• Written request
What is the number of lines in the entries below that include the word "color"? Provide the number only.

• Dataset extract
⟨

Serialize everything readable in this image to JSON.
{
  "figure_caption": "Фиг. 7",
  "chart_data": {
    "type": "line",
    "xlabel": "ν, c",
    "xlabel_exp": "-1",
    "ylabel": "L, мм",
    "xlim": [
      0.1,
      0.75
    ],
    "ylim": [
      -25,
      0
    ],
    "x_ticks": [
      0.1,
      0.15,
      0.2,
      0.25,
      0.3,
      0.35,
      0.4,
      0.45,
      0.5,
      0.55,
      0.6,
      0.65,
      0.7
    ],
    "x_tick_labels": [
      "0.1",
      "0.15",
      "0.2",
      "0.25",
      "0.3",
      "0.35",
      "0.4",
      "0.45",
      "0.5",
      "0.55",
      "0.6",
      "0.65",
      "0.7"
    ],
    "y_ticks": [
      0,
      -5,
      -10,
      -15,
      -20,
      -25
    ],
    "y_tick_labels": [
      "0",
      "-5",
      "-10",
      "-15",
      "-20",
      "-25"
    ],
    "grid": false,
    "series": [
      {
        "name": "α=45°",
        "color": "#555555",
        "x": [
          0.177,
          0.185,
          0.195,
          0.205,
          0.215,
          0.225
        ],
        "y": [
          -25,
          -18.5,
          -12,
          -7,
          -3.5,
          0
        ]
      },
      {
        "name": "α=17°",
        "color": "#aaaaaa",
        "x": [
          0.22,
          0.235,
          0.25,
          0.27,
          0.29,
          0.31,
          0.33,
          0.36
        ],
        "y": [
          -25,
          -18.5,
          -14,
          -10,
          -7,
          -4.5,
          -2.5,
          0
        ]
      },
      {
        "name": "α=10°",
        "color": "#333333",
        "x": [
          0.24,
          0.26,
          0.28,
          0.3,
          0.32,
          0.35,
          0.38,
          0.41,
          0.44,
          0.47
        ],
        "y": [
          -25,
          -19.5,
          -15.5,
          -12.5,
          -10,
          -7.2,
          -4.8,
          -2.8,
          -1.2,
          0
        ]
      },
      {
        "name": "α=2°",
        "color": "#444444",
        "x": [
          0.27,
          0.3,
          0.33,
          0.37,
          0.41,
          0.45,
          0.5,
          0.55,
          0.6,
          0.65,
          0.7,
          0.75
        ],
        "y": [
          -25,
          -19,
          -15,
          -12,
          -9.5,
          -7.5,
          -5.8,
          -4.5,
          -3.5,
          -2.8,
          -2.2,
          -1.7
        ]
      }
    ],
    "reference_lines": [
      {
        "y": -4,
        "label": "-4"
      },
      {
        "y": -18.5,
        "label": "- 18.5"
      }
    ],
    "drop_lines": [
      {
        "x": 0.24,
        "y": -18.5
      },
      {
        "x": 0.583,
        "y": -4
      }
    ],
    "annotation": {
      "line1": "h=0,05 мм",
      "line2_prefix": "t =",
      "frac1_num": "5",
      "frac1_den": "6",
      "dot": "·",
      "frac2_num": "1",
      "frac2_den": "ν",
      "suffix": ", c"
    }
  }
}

⟩

• Reply
4